## The task
Transcribe all of the material below word for word and leave out its pictures.

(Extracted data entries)
▬▬▬
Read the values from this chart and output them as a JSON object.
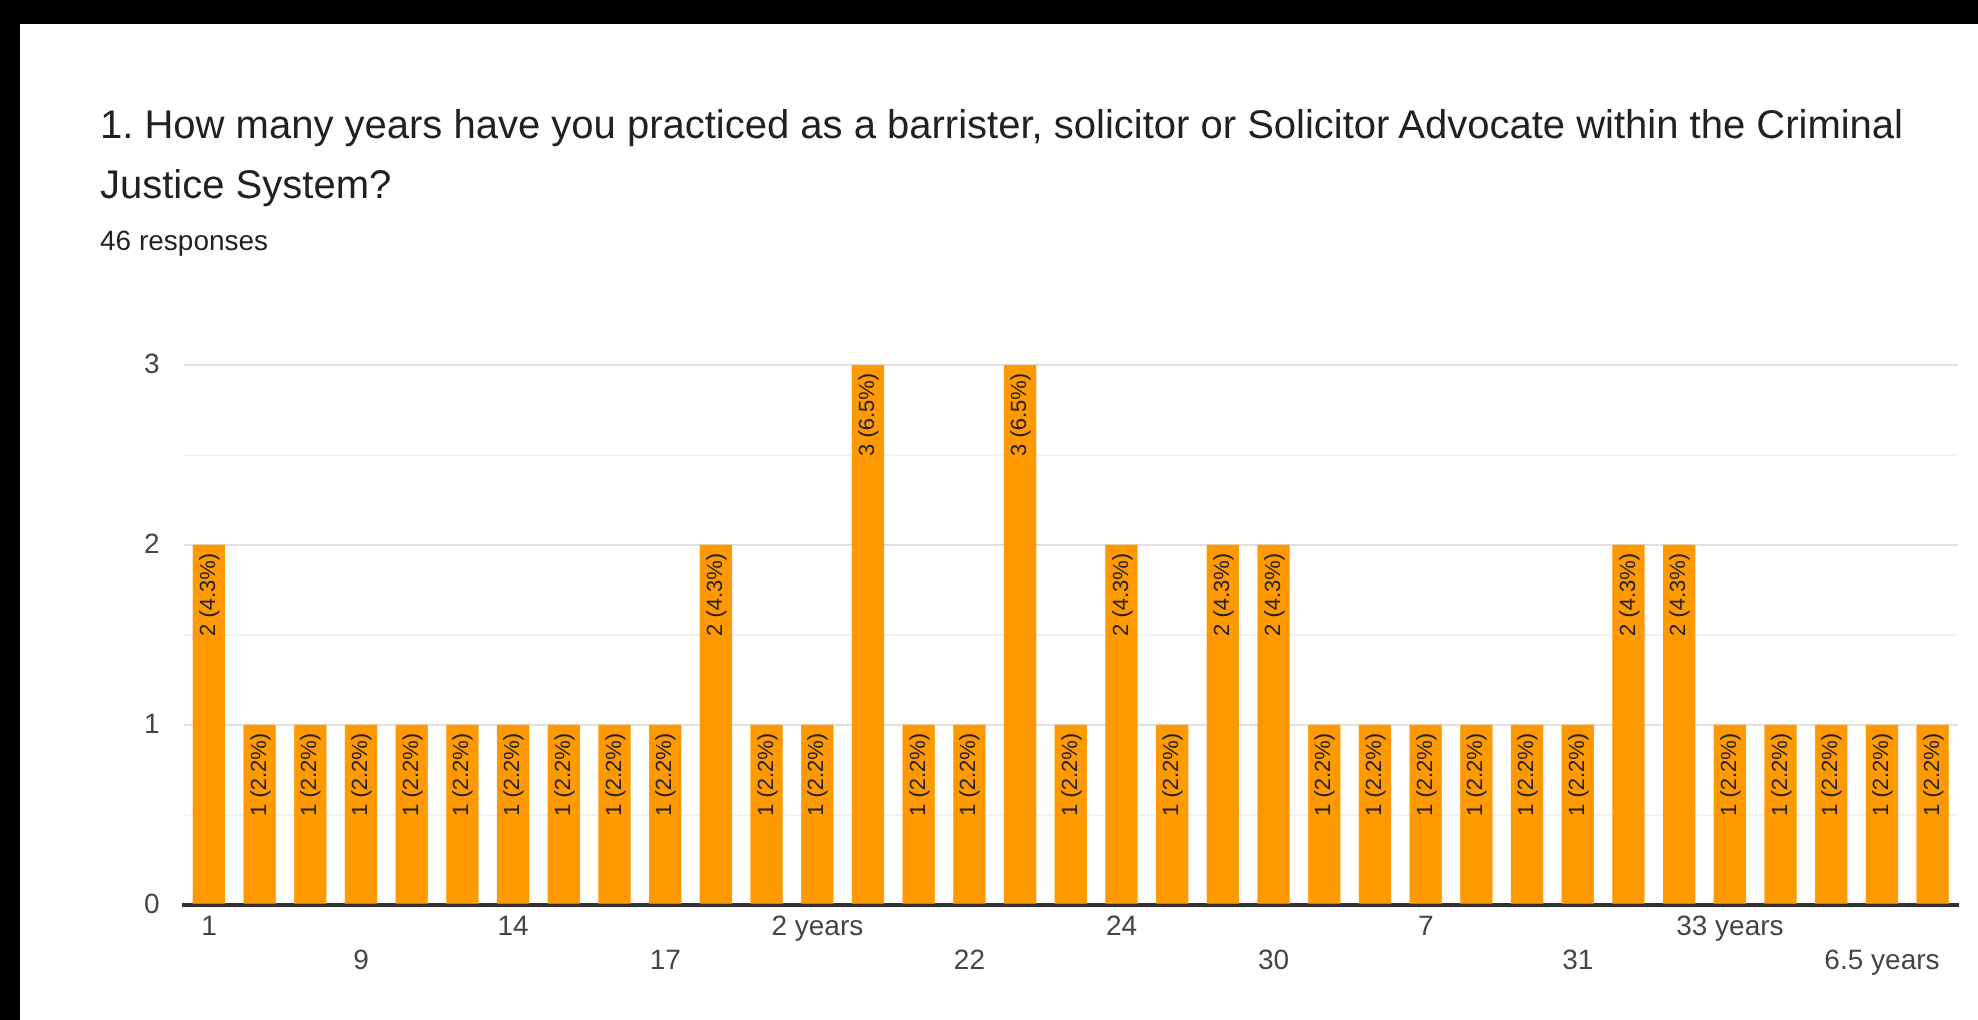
{
  "chart_data": {
    "type": "bar",
    "title": "1. How many years have you practiced as a barrister, solicitor or Solicitor Advocate within the Criminal Justice System?",
    "subtitle": "46 responses",
    "categories": [
      "1",
      null,
      null,
      "9",
      null,
      null,
      "14",
      null,
      null,
      "17",
      null,
      null,
      "2 years",
      null,
      null,
      "22",
      null,
      null,
      "24",
      null,
      null,
      "30",
      null,
      null,
      "7",
      null,
      null,
      "31",
      null,
      null,
      "33 years",
      null,
      null,
      "6.5 years",
      null
    ],
    "values": [
      2,
      1,
      1,
      1,
      1,
      1,
      1,
      1,
      1,
      1,
      2,
      1,
      1,
      3,
      1,
      1,
      3,
      1,
      2,
      1,
      2,
      2,
      1,
      1,
      1,
      1,
      1,
      1,
      2,
      2,
      1,
      1,
      1,
      1,
      1
    ],
    "value_labels": [
      "2 (4.3%)",
      "1 (2.2%)",
      "1 (2.2%)",
      "1 (2.2%)",
      "1 (2.2%)",
      "1 (2.2%)",
      "1 (2.2%)",
      "1 (2.2%)",
      "1 (2.2%)",
      "1 (2.2%)",
      "2 (4.3%)",
      "1 (2.2%)",
      "1 (2.2%)",
      "3 (6.5%)",
      "1 (2.2%)",
      "1 (2.2%)",
      "3 (6.5%)",
      "1 (2.2%)",
      "2 (4.3%)",
      "1 (2.2%)",
      "2 (4.3%)",
      "2 (4.3%)",
      "1 (2.2%)",
      "1 (2.2%)",
      "1 (2.2%)",
      "1 (2.2%)",
      "1 (2.2%)",
      "1 (2.2%)",
      "2 (4.3%)",
      "2 (4.3%)",
      "1 (2.2%)",
      "1 (2.2%)",
      "1 (2.2%)",
      "1 (2.2%)",
      "1 (2.2%)"
    ],
    "color": "#ff9900",
    "ylim": [
      0,
      3
    ],
    "yticks": [
      0,
      {
        "value": 0.5,
        "label": null
      },
      1,
      {
        "value": 1.5,
        "label": null
      },
      2,
      {
        "value": 2.5,
        "label": null
      },
      3
    ],
    "grid": true,
    "legend": false
  }
}
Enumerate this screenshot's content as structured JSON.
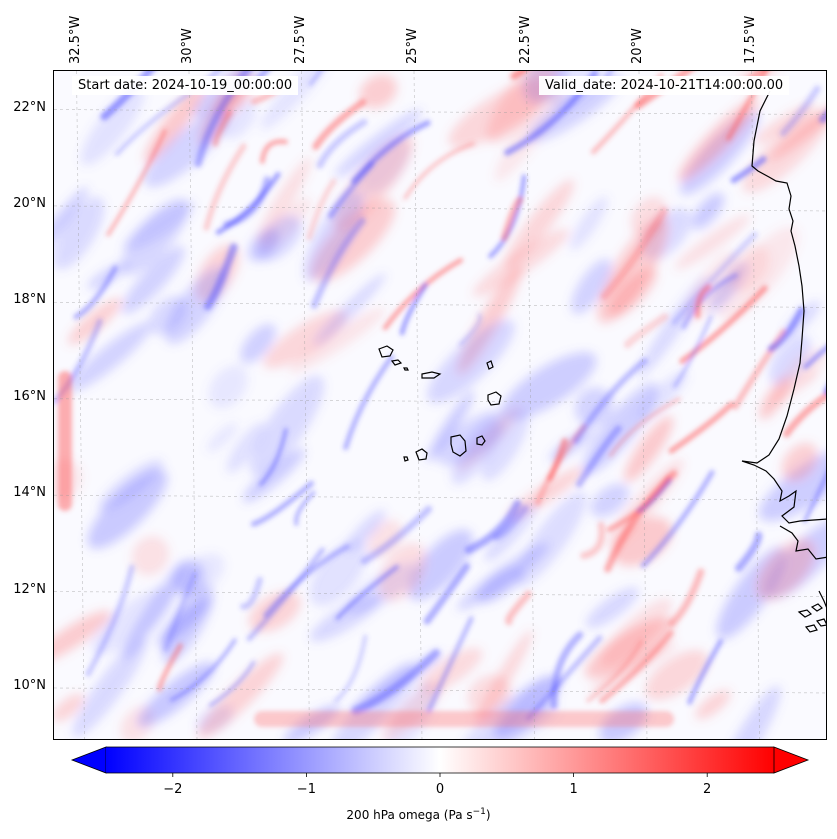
{
  "header": {
    "start_date": "Start date: 2024-10-19_00:00:00",
    "valid_date": "Valid_date: 2024-10-21T14:00:00.00"
  },
  "axes": {
    "lon_labels": [
      "32.5°W",
      "30°W",
      "27.5°W",
      "25°W",
      "22.5°W",
      "20°W",
      "17.5°W"
    ],
    "lat_labels": [
      "22°N",
      "20°N",
      "18°N",
      "16°N",
      "14°N",
      "12°N",
      "10°N"
    ]
  },
  "colorbar": {
    "label": "200 hPa omega (Pa s",
    "label_sup": "−1",
    "label_end": ")",
    "ticks": [
      "−2",
      "−1",
      "0",
      "1",
      "2"
    ],
    "min_color": "#0000ff",
    "mid_color": "#ffffff",
    "max_color": "#ff0000"
  },
  "chart_data": {
    "type": "heatmap",
    "variable": "200 hPa omega",
    "units": "Pa s^-1",
    "colormap": "bwr",
    "vmin": -2.5,
    "vmax": 2.5,
    "extend": "both",
    "lon_range": [
      -33,
      -15.8
    ],
    "lat_range": [
      8.9,
      22.8
    ],
    "lon_ticks": [
      -32.5,
      -30,
      -27.5,
      -25,
      -22.5,
      -20,
      -17.5
    ],
    "lat_ticks": [
      22,
      20,
      18,
      16,
      14,
      12,
      10
    ],
    "colorbar_ticks": [
      -2,
      -1,
      0,
      1,
      2
    ],
    "grid": true
  }
}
▬▬▬
## Response to the task
Read the values from this chart and output them as a JSON object.
{
  "chart_data": {
    "type": "bar",
    "title": "1. How many years have you practiced as a barrister, solicitor or Solicitor Advocate within the Criminal Justice System?",
    "subtitle": "46 responses",
    "categories": [
      "1",
      null,
      null,
      "9",
      null,
      null,
      "14",
      null,
      null,
      "17",
      null,
      null,
      "2 years",
      null,
      null,
      "22",
      null,
      null,
      "24",
      null,
      null,
      "30",
      null,
      null,
      "7",
      null,
      null,
      "31",
      null,
      null,
      "33 years",
      null,
      null,
      "6.5 years",
      null
    ],
    "values": [
      2,
      1,
      1,
      1,
      1,
      1,
      1,
      1,
      1,
      1,
      2,
      1,
      1,
      3,
      1,
      1,
      3,
      1,
      2,
      1,
      2,
      2,
      1,
      1,
      1,
      1,
      1,
      1,
      2,
      2,
      1,
      1,
      1,
      1,
      1
    ],
    "value_labels": [
      "2 (4.3%)",
      "1 (2.2%)",
      "1 (2.2%)",
      "1 (2.2%)",
      "1 (2.2%)",
      "1 (2.2%)",
      "1 (2.2%)",
      "1 (2.2%)",
      "1 (2.2%)",
      "1 (2.2%)",
      "2 (4.3%)",
      "1 (2.2%)",
      "1 (2.2%)",
      "3 (6.5%)",
      "1 (2.2%)",
      "1 (2.2%)",
      "3 (6.5%)",
      "1 (2.2%)",
      "2 (4.3%)",
      "1 (2.2%)",
      "2 (4.3%)",
      "2 (4.3%)",
      "1 (2.2%)",
      "1 (2.2%)",
      "1 (2.2%)",
      "1 (2.2%)",
      "1 (2.2%)",
      "1 (2.2%)",
      "2 (4.3%)",
      "2 (4.3%)",
      "1 (2.2%)",
      "1 (2.2%)",
      "1 (2.2%)",
      "1 (2.2%)",
      "1 (2.2%)"
    ],
    "color": "#ff9900",
    "ylim": [
      0,
      3
    ],
    "yticks": [
      0,
      {
        "value": 0.5,
        "label": null
      },
      1,
      {
        "value": 1.5,
        "label": null
      },
      2,
      {
        "value": 2.5,
        "label": null
      },
      3
    ],
    "grid": true,
    "legend": false
  }
}
Enumerate this screenshot's content as structured JSON.
{
  "header": {
    "start_date": "Start date: 2024-10-19_00:00:00",
    "valid_date": "Valid_date: 2024-10-21T14:00:00.00"
  },
  "axes": {
    "lon_labels": [
      "32.5°W",
      "30°W",
      "27.5°W",
      "25°W",
      "22.5°W",
      "20°W",
      "17.5°W"
    ],
    "lat_labels": [
      "22°N",
      "20°N",
      "18°N",
      "16°N",
      "14°N",
      "12°N",
      "10°N"
    ]
  },
  "colorbar": {
    "label": "200 hPa omega (Pa s",
    "label_sup": "−1",
    "label_end": ")",
    "ticks": [
      "−2",
      "−1",
      "0",
      "1",
      "2"
    ],
    "min_color": "#0000ff",
    "mid_color": "#ffffff",
    "max_color": "#ff0000"
  },
  "chart_data": {
    "type": "heatmap",
    "variable": "200 hPa omega",
    "units": "Pa s^-1",
    "colormap": "bwr",
    "vmin": -2.5,
    "vmax": 2.5,
    "extend": "both",
    "lon_range": [
      -33,
      -15.8
    ],
    "lat_range": [
      8.9,
      22.8
    ],
    "lon_ticks": [
      -32.5,
      -30,
      -27.5,
      -25,
      -22.5,
      -20,
      -17.5
    ],
    "lat_ticks": [
      22,
      20,
      18,
      16,
      14,
      12,
      10
    ],
    "colorbar_ticks": [
      -2,
      -1,
      0,
      1,
      2
    ],
    "grid": true
  }
}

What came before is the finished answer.